## REQUIREMENTS:
Return exactly the lines from the one containing "Read out every word on this page." through the last line of the records below, both included, and leave out any pictures.

## Dataset items:
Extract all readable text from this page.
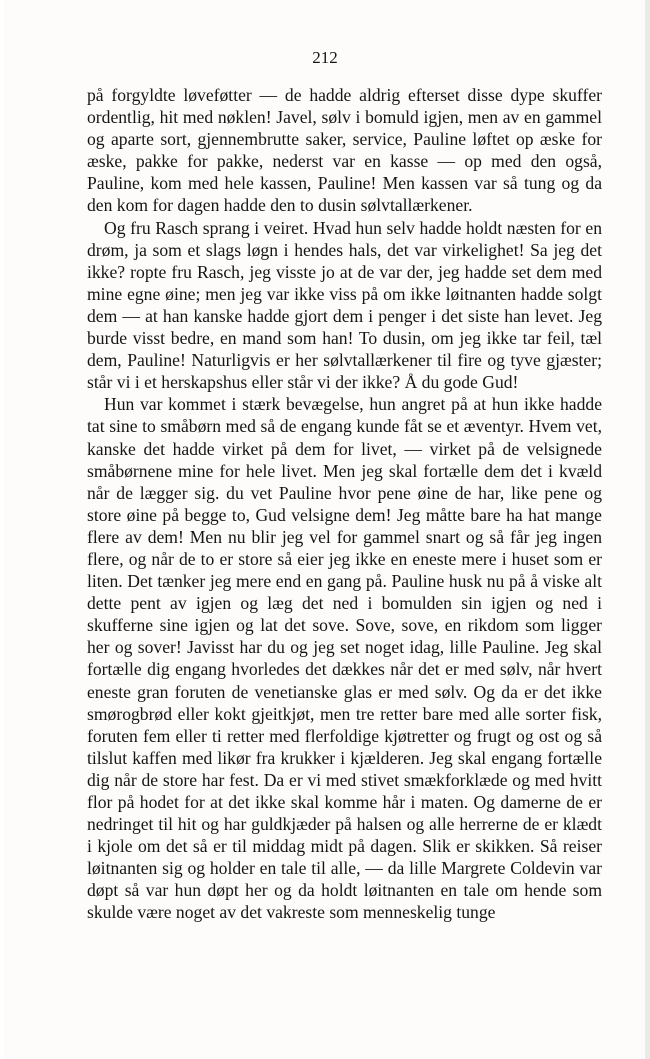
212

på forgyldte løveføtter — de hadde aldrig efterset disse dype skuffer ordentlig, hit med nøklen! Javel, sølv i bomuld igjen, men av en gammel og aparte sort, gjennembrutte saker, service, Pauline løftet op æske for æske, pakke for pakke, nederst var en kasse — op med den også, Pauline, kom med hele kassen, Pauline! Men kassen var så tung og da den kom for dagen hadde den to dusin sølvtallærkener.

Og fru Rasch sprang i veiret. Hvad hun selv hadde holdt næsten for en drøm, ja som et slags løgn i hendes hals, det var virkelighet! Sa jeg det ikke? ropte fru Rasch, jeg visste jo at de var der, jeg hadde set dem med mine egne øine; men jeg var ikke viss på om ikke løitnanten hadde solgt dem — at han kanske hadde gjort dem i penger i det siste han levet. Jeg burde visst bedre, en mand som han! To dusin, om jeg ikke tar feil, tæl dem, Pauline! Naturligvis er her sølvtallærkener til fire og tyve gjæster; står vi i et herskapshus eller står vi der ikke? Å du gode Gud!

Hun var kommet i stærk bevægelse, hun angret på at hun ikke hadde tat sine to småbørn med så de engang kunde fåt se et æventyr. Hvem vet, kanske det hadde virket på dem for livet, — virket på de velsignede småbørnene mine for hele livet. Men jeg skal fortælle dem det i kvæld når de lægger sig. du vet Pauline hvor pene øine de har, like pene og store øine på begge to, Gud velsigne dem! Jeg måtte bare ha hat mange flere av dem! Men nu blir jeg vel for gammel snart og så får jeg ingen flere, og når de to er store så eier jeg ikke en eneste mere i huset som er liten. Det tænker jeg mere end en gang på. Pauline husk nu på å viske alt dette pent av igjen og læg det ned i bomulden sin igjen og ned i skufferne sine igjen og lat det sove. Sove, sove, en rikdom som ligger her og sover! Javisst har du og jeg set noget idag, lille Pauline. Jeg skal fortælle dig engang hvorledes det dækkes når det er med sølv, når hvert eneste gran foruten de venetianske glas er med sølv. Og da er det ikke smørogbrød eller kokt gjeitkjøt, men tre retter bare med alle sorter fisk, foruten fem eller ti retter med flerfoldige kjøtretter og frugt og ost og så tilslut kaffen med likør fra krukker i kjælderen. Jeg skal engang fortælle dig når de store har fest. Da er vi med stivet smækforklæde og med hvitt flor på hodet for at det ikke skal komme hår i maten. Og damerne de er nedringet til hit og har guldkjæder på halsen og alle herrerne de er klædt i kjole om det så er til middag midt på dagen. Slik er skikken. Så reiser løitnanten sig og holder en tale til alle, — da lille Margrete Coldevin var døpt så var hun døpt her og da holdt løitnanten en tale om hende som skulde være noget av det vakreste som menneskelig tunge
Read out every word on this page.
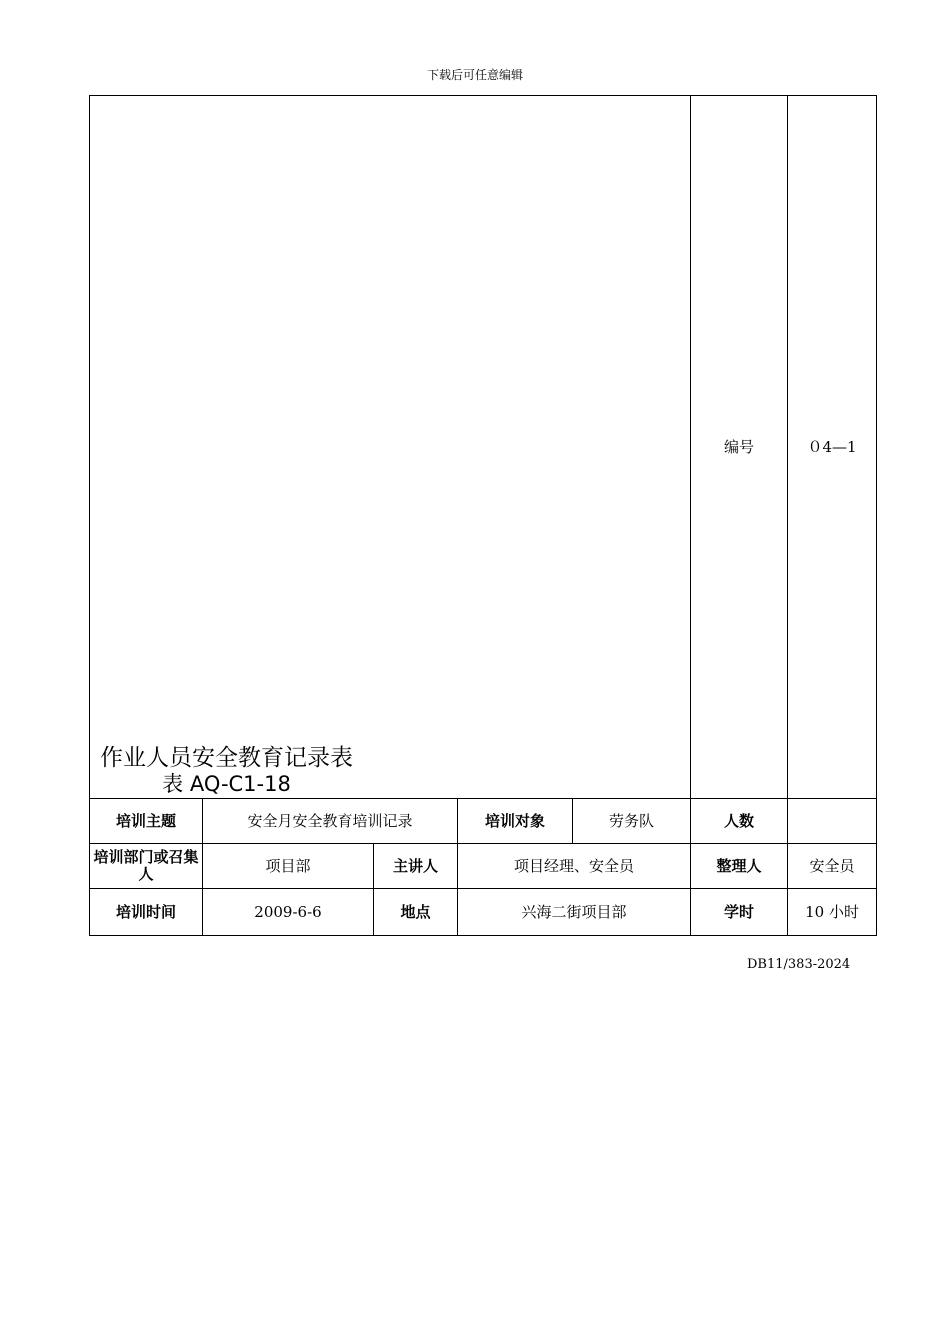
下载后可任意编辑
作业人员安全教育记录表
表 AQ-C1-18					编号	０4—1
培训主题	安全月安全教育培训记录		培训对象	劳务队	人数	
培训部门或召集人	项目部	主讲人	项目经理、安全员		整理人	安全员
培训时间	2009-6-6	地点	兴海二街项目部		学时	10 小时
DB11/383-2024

## RESULT FOR THIS EXERCISE:
Read out every word on this page.
下载后可任意编辑
作业人员安全教育记录表
表 AQ-C1-18					编号	０4—1
培训主题	安全月安全教育培训记录		培训对象	劳务队	人数	
培训部门或召集人	项目部	主讲人	项目经理、安全员		整理人	安全员
培训时间	2009-6-6	地点	兴海二街项目部		学时	10 小时
DB11/383-2024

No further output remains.